** Directive **
Your task is to restate the data word for word.

** Data in this exercise **
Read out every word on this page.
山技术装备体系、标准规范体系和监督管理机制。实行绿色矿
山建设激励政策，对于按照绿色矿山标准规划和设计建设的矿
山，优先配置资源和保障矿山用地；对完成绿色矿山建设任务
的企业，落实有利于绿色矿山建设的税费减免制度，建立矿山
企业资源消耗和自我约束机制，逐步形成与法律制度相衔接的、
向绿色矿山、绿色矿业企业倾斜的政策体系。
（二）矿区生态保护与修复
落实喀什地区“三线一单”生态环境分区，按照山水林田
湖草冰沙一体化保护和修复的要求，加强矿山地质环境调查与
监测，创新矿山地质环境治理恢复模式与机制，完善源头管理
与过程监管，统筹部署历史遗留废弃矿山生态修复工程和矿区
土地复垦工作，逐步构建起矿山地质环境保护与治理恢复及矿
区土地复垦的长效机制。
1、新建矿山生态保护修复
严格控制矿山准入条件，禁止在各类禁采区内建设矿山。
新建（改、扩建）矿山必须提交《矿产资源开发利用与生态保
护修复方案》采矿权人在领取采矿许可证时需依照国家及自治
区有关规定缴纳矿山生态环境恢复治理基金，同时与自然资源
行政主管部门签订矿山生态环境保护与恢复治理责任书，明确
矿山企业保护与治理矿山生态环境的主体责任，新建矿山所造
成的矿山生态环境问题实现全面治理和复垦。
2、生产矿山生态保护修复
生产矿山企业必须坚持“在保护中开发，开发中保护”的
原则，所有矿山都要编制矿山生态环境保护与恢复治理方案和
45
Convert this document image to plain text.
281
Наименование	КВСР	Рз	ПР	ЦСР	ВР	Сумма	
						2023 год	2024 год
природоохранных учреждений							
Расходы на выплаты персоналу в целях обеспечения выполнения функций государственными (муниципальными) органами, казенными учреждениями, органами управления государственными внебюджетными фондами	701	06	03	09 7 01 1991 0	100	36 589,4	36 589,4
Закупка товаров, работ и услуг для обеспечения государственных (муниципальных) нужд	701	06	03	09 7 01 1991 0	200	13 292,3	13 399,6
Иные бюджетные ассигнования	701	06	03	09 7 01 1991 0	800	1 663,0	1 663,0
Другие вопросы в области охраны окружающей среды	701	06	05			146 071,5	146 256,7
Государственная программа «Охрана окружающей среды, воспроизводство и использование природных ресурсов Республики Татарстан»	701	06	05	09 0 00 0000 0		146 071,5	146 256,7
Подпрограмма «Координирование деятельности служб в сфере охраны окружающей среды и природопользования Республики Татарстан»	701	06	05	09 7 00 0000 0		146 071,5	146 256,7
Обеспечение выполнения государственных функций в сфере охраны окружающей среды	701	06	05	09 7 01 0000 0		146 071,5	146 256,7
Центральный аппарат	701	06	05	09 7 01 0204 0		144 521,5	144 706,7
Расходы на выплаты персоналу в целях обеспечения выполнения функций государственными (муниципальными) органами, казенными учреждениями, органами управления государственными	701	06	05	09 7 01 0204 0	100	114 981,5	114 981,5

** Solution to this exercise **
Read out every word on this page.
山技术装备体系、标准规范体系和监督管理机制。实行绿色矿
山建设激励政策，对于按照绿色矿山标准规划和设计建设的矿
山，优先配置资源和保障矿山用地；对完成绿色矿山建设任务
的企业，落实有利于绿色矿山建设的税费减免制度，建立矿山
企业资源消耗和自我约束机制，逐步形成与法律制度相衔接的、
向绿色矿山、绿色矿业企业倾斜的政策体系。
（二）矿区生态保护与修复
落实喀什地区“三线一单”生态环境分区，按照山水林田
湖草冰沙一体化保护和修复的要求，加强矿山地质环境调查与
监测，创新矿山地质环境治理恢复模式与机制，完善源头管理
与过程监管，统筹部署历史遗留废弃矿山生态修复工程和矿区
土地复垦工作，逐步构建起矿山地质环境保护与治理恢复及矿
区土地复垦的长效机制。
1、新建矿山生态保护修复
严格控制矿山准入条件，禁止在各类禁采区内建设矿山。
新建（改、扩建）矿山必须提交《矿产资源开发利用与生态保
护修复方案》采矿权人在领取采矿许可证时需依照国家及自治
区有关规定缴纳矿山生态环境恢复治理基金，同时与自然资源
行政主管部门签订矿山生态环境保护与恢复治理责任书，明确
矿山企业保护与治理矿山生态环境的主体责任，新建矿山所造
成的矿山生态环境问题实现全面治理和复垦。
2、生产矿山生态保护修复
生产矿山企业必须坚持“在保护中开发，开发中保护”的
原则，所有矿山都要编制矿山生态环境保护与恢复治理方案和
45
Convert this document image to plain text.
281
Наименование	КВСР	Рз	ПР	ЦСР	ВР	Сумма	
						2023 год	2024 год
природоохранных учреждений							
Расходы на выплаты персоналу в целях обеспечения выполнения функций государственными (муниципальными) органами, казенными учреждениями, органами управления государственными внебюджетными фондами	701	06	03	09 7 01 1991 0	100	36 589,4	36 589,4
Закупка товаров, работ и услуг для обеспечения государственных (муниципальных) нужд	701	06	03	09 7 01 1991 0	200	13 292,3	13 399,6
Иные бюджетные ассигнования	701	06	03	09 7 01 1991 0	800	1 663,0	1 663,0
Другие вопросы в области охраны окружающей среды	701	06	05			146 071,5	146 256,7
Государственная программа «Охрана окружающей среды, воспроизводство и использование природных ресурсов Республики Татарстан»	701	06	05	09 0 00 0000 0		146 071,5	146 256,7
Подпрограмма «Координирование деятельности служб в сфере охраны окружающей среды и природопользования Республики Татарстан»	701	06	05	09 7 00 0000 0		146 071,5	146 256,7
Обеспечение выполнения государственных функций в сфере охраны окружающей среды	701	06	05	09 7 01 0000 0		146 071,5	146 256,7
Центральный аппарат	701	06	05	09 7 01 0204 0		144 521,5	144 706,7
Расходы на выплаты персоналу в целях обеспечения выполнения функций государственными (муниципальными) органами, казенными учреждениями, органами управления государственными	701	06	05	09 7 01 0204 0	100	114 981,5	114 981,5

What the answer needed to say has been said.